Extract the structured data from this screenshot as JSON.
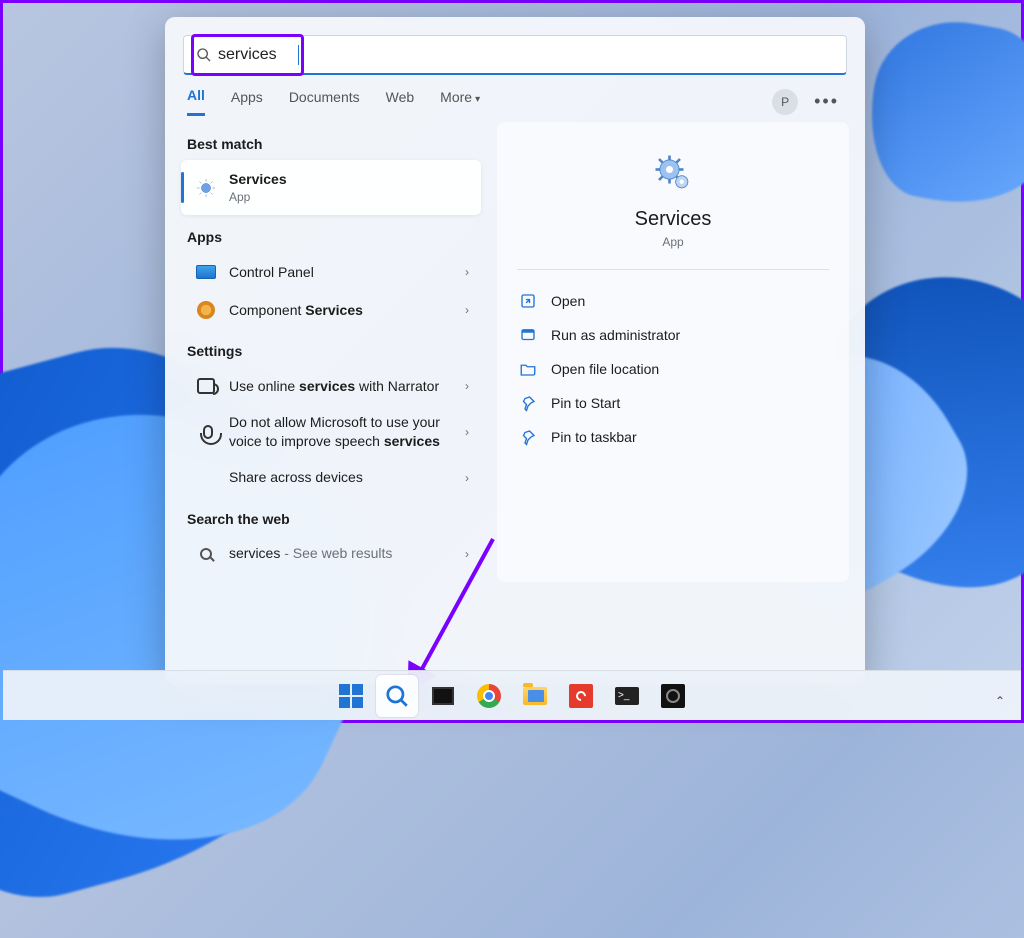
{
  "search": {
    "query": "services",
    "icon": "search-icon"
  },
  "tabs": {
    "items": [
      "All",
      "Apps",
      "Documents",
      "Web",
      "More"
    ],
    "active": "All",
    "account_initial": "P"
  },
  "sections": {
    "best_match": {
      "label": "Best match",
      "title": "Services",
      "subtitle": "App"
    },
    "apps": {
      "label": "Apps",
      "items": [
        {
          "title": "Control Panel"
        },
        {
          "title_prefix": "Component ",
          "title_bold": "Services"
        }
      ]
    },
    "settings": {
      "label": "Settings",
      "items": [
        {
          "pre": "Use online ",
          "bold": "services",
          "post": " with Narrator"
        },
        {
          "pre": "Do not allow Microsoft to use your voice to improve speech ",
          "bold": "services",
          "post": ""
        },
        {
          "pre": "Share across devices",
          "bold": "",
          "post": ""
        }
      ]
    },
    "web": {
      "label": "Search the web",
      "query": "services",
      "hint": " - See web results"
    }
  },
  "preview": {
    "title": "Services",
    "subtitle": "App",
    "actions": [
      {
        "icon": "open-icon",
        "label": "Open"
      },
      {
        "icon": "shield-icon",
        "label": "Run as administrator"
      },
      {
        "icon": "folder-icon",
        "label": "Open file location"
      },
      {
        "icon": "pin-icon",
        "label": "Pin to Start"
      },
      {
        "icon": "pin-icon",
        "label": "Pin to taskbar"
      }
    ]
  },
  "taskbar": {
    "items": [
      {
        "name": "start",
        "active": false
      },
      {
        "name": "search",
        "active": true
      },
      {
        "name": "task-view",
        "active": false
      },
      {
        "name": "chrome",
        "active": false
      },
      {
        "name": "file-explorer",
        "active": false
      },
      {
        "name": "snip",
        "active": false
      },
      {
        "name": "terminal",
        "active": false
      },
      {
        "name": "obs",
        "active": false
      }
    ],
    "tray_chevron": "⌃"
  }
}
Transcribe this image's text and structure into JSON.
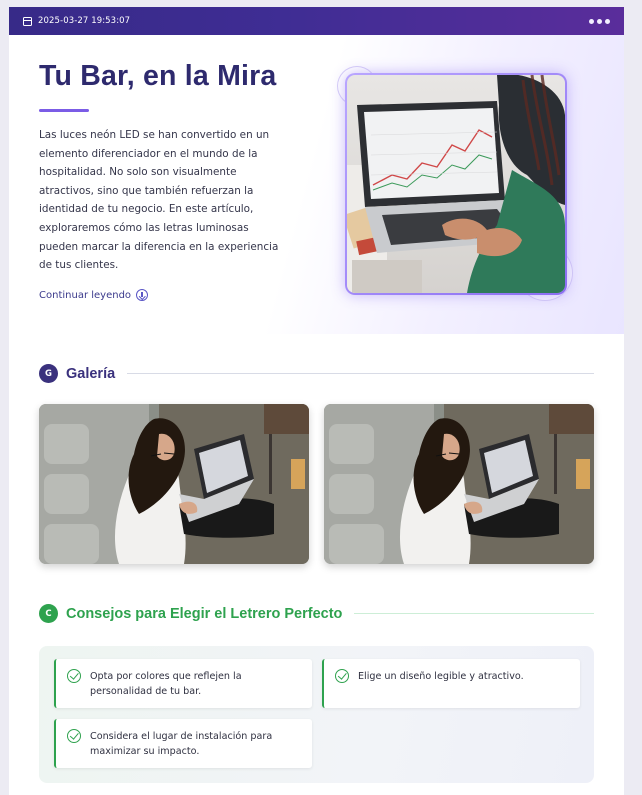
{
  "topbar": {
    "date": "2025-03-27 19:53:07",
    "calendar_icon": "calendar-icon",
    "menu_icon": "more-dots-icon"
  },
  "hero": {
    "title": "Tu Bar, en la Mira",
    "body": "Las luces neón LED se han convertido en un elemento diferenciador en el mundo de la hospitalidad. No solo son visualmente atractivos, sino que también refuerzan la identidad de tu negocio. En este artículo, exploraremos cómo las letras luminosas pueden marcar la diferencia en la experiencia de tus clientes.",
    "link": "Continuar leyendo",
    "link_icon": "arrow-down-circle-icon"
  },
  "gallery": {
    "badge": "G",
    "title": "Galería",
    "accent": "#3a317d"
  },
  "tips": {
    "badge": "C",
    "title": "Consejos para Elegir el Letrero Perfecto",
    "accent": "#2ea24e",
    "items": [
      "Opta por colores que reflejen la personalidad de tu bar.",
      "Elige un diseño legible y atractivo.",
      "Considera el lugar de instalación para maximizar su impacto."
    ],
    "item_icon": "check-circle-icon"
  }
}
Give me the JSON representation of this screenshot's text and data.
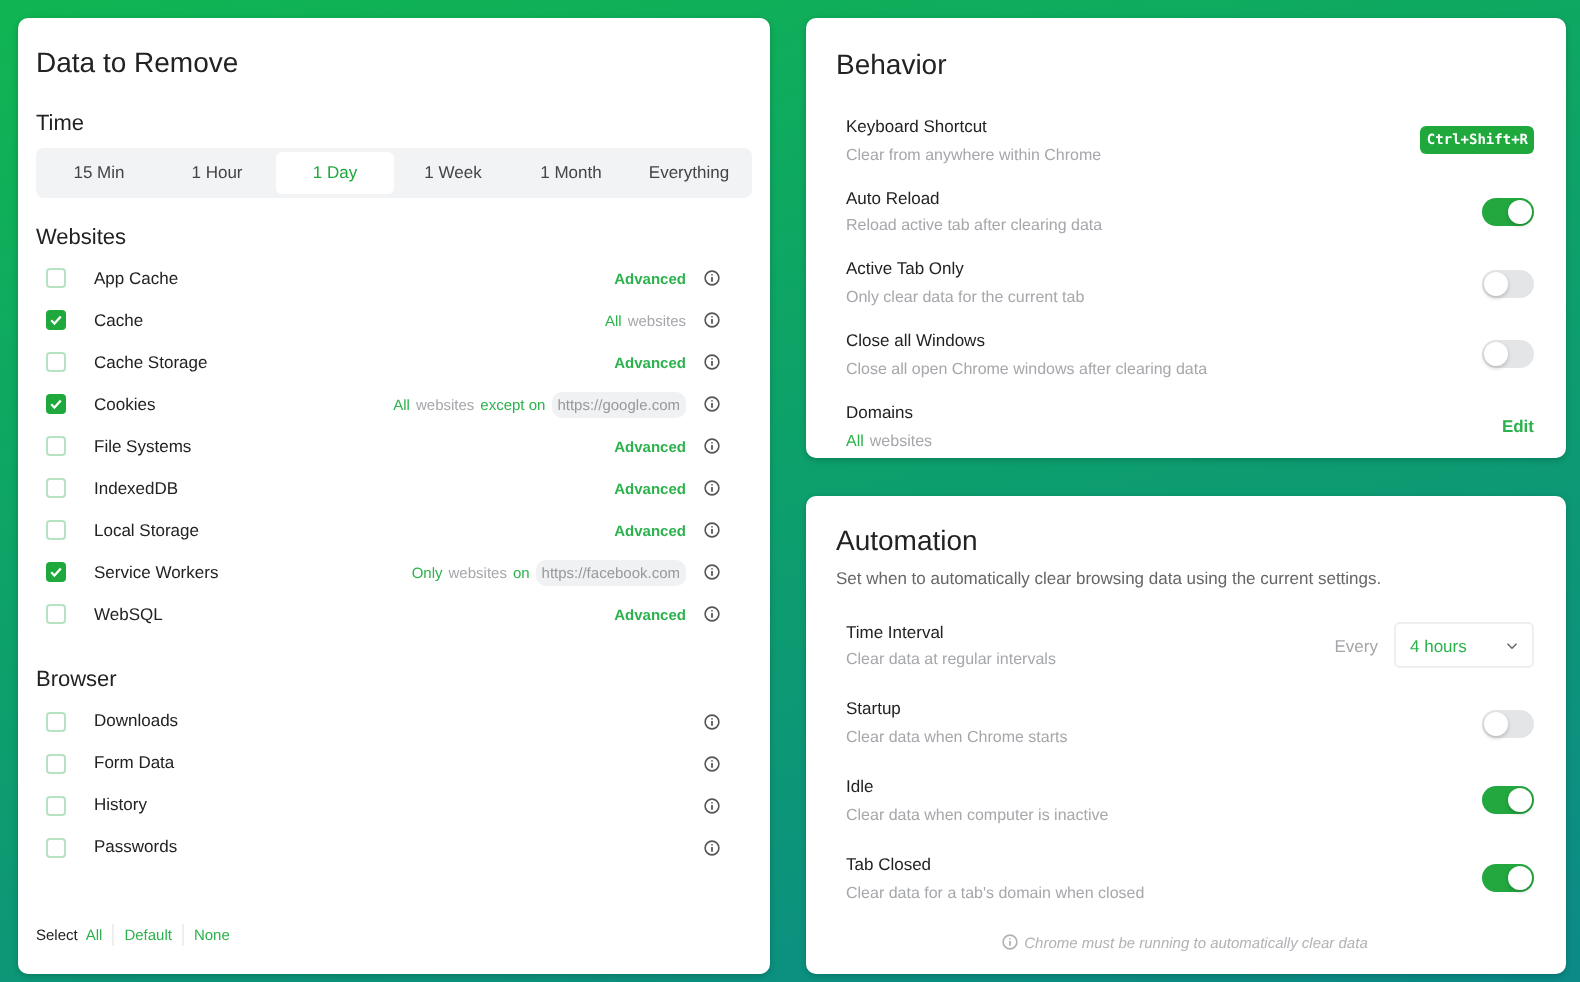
{
  "data_to_remove": {
    "title": "Data to Remove",
    "time": {
      "heading": "Time",
      "options": [
        {
          "label": "15 Min",
          "selected": false
        },
        {
          "label": "1 Hour",
          "selected": false
        },
        {
          "label": "1 Day",
          "selected": true
        },
        {
          "label": "1 Week",
          "selected": false
        },
        {
          "label": "1 Month",
          "selected": false
        },
        {
          "label": "Everything",
          "selected": false
        }
      ]
    },
    "websites": {
      "heading": "Websites",
      "items": [
        {
          "label": "App Cache",
          "checked": false,
          "note": [
            {
              "text": "Advanced",
              "kind": "link"
            }
          ]
        },
        {
          "label": "Cache",
          "checked": true,
          "note": [
            {
              "text": "All",
              "kind": "accent"
            },
            {
              "text": "websites",
              "kind": "muted"
            }
          ]
        },
        {
          "label": "Cache Storage",
          "checked": false,
          "note": [
            {
              "text": "Advanced",
              "kind": "link"
            }
          ]
        },
        {
          "label": "Cookies",
          "checked": true,
          "note": [
            {
              "text": "All",
              "kind": "accent"
            },
            {
              "text": "websites",
              "kind": "muted"
            },
            {
              "text": "except on",
              "kind": "accent"
            },
            {
              "text": "https://google.com",
              "kind": "url"
            }
          ]
        },
        {
          "label": "File Systems",
          "checked": false,
          "note": [
            {
              "text": "Advanced",
              "kind": "link"
            }
          ]
        },
        {
          "label": "IndexedDB",
          "checked": false,
          "note": [
            {
              "text": "Advanced",
              "kind": "link"
            }
          ]
        },
        {
          "label": "Local Storage",
          "checked": false,
          "note": [
            {
              "text": "Advanced",
              "kind": "link"
            }
          ]
        },
        {
          "label": "Service Workers",
          "checked": true,
          "note": [
            {
              "text": "Only",
              "kind": "accent"
            },
            {
              "text": "websites",
              "kind": "muted"
            },
            {
              "text": "on",
              "kind": "accent"
            },
            {
              "text": "https://facebook.com",
              "kind": "url"
            }
          ]
        },
        {
          "label": "WebSQL",
          "checked": false,
          "note": [
            {
              "text": "Advanced",
              "kind": "link"
            }
          ]
        }
      ]
    },
    "browser": {
      "heading": "Browser",
      "items": [
        {
          "label": "Downloads",
          "checked": false
        },
        {
          "label": "Form Data",
          "checked": false
        },
        {
          "label": "History",
          "checked": false
        },
        {
          "label": "Passwords",
          "checked": false
        }
      ]
    },
    "select": {
      "label": "Select",
      "links": [
        "All",
        "Default",
        "None"
      ]
    }
  },
  "behavior": {
    "title": "Behavior",
    "items": [
      {
        "kind": "shortcut",
        "title": "Keyboard Shortcut",
        "subtitle": [
          {
            "text": "Clear from anywhere within Chrome",
            "kind": "muted"
          }
        ],
        "value": "Ctrl+Shift+R"
      },
      {
        "kind": "toggle",
        "title": "Auto Reload",
        "subtitle": [
          {
            "text": "Reload active tab after clearing data",
            "kind": "muted"
          }
        ],
        "on": true
      },
      {
        "kind": "toggle",
        "title": "Active Tab Only",
        "subtitle": [
          {
            "text": "Only clear data for the current tab",
            "kind": "muted"
          }
        ],
        "on": false
      },
      {
        "kind": "toggle",
        "title": "Close all Windows",
        "subtitle": [
          {
            "text": "Close all open Chrome windows after clearing data",
            "kind": "muted"
          }
        ],
        "on": false
      },
      {
        "kind": "link",
        "title": "Domains",
        "subtitle": [
          {
            "text": "All",
            "kind": "accent"
          },
          {
            "text": "websites",
            "kind": "muted"
          }
        ],
        "action": "Edit"
      }
    ]
  },
  "automation": {
    "title": "Automation",
    "description": "Set when to automatically clear browsing data using the current settings.",
    "items": [
      {
        "kind": "select",
        "title": "Time Interval",
        "subtitle": [
          {
            "text": "Clear data at regular intervals",
            "kind": "muted"
          }
        ],
        "prefix": "Every",
        "value": "4 hours"
      },
      {
        "kind": "toggle",
        "title": "Startup",
        "subtitle": [
          {
            "text": "Clear data when Chrome starts",
            "kind": "muted"
          }
        ],
        "on": false
      },
      {
        "kind": "toggle",
        "title": "Idle",
        "subtitle": [
          {
            "text": "Clear data when computer is inactive",
            "kind": "muted"
          }
        ],
        "on": true
      },
      {
        "kind": "toggle",
        "title": "Tab Closed",
        "subtitle": [
          {
            "text": "Clear data for a tab's domain when closed",
            "kind": "muted"
          }
        ],
        "on": true
      }
    ],
    "footnote": "Chrome must be running to automatically clear data"
  }
}
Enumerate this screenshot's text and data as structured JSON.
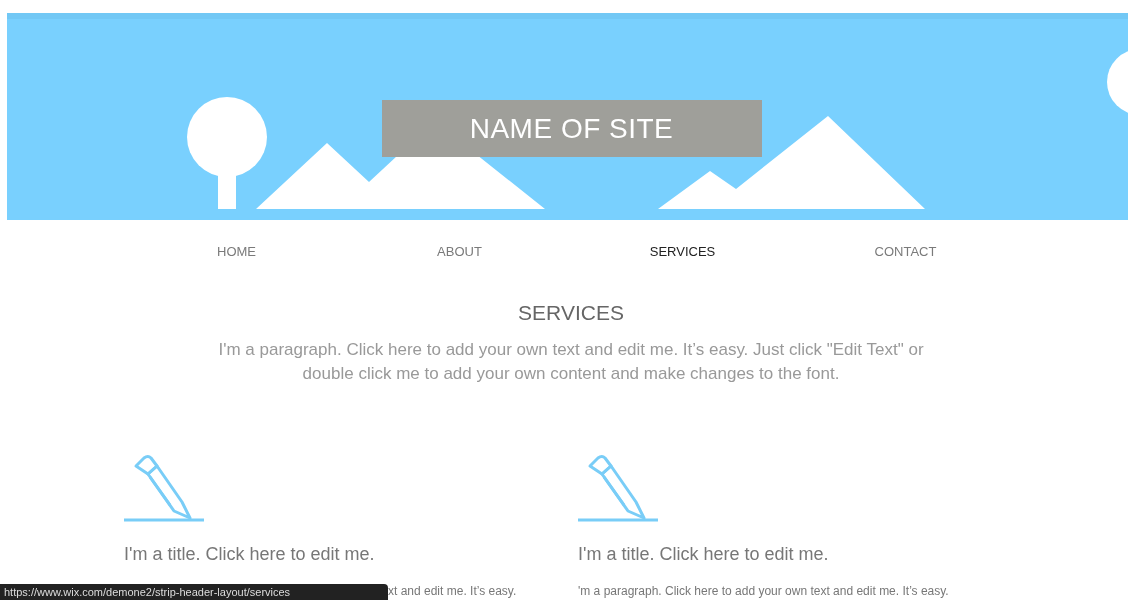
{
  "banner": {
    "site_name": "NAME OF SITE"
  },
  "nav": [
    {
      "label": "HOME",
      "selected": false
    },
    {
      "label": "ABOUT",
      "selected": false
    },
    {
      "label": "SERVICES",
      "selected": true
    },
    {
      "label": "CONTACT",
      "selected": false
    }
  ],
  "section": {
    "heading": "SERVICES",
    "paragraph": "I'm a paragraph. Click here to add your own text and edit me. It’s easy. Just click \"Edit Text\" or double click me to add your own content and make changes to the font."
  },
  "cards": [
    {
      "title": "I'm a title. Click here to edit me.",
      "paragraph": "xt and edit me. It’s easy."
    },
    {
      "title": "I'm a title. Click here to edit me.",
      "paragraph": "'m a paragraph. Click here to add your own text and edit me. It’s easy."
    }
  ],
  "status_bar": {
    "url": "https://www.wix.com/demone2/strip-header-layout/services"
  }
}
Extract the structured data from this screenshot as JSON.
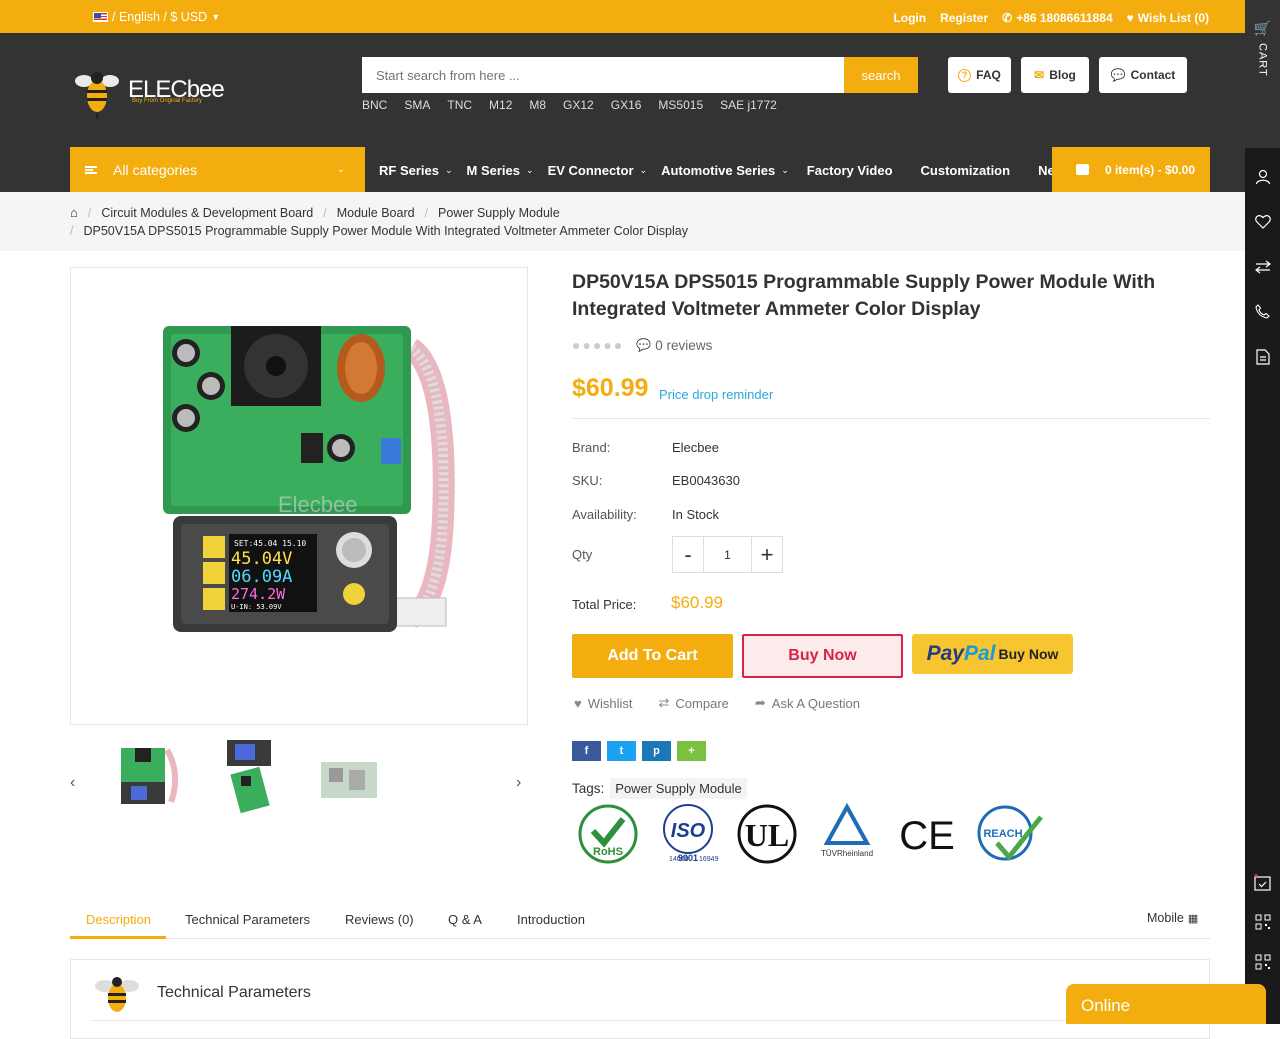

****************************************

● WHAT IS REQUIRED:
Starting at the line that holds "Enumerate this screenshot's", copy each line exactly through the end of the listing, both ends included. Leave the pictures out.

● REPLY TO THE EXERCISE:
Enumerate this screenshot's text and data as structured JSON.
{
  "banner": {
    "site_name": "NAME OF SITE"
  },
  "nav": [
    {
      "label": "HOME",
      "selected": false
    },
    {
      "label": "ABOUT",
      "selected": false
    },
    {
      "label": "SERVICES",
      "selected": true
    },
    {
      "label": "CONTACT",
      "selected": false
    }
  ],
  "section": {
    "heading": "SERVICES",
    "paragraph": "I'm a paragraph. Click here to add your own text and edit me. It’s easy. Just click \"Edit Text\" or double click me to add your own content and make changes to the font."
  },
  "cards": [
    {
      "title": "I'm a title. Click here to edit me.",
      "paragraph": "xt and edit me. It’s easy."
    },
    {
      "title": "I'm a title. Click here to edit me.",
      "paragraph": "'m a paragraph. Click here to add your own text and edit me. It’s easy."
    }
  ],
  "status_bar": {
    "url": "https://www.wix.com/demone2/strip-header-layout/services"
  }
}
Extract the structured data from this screenshot as JSON.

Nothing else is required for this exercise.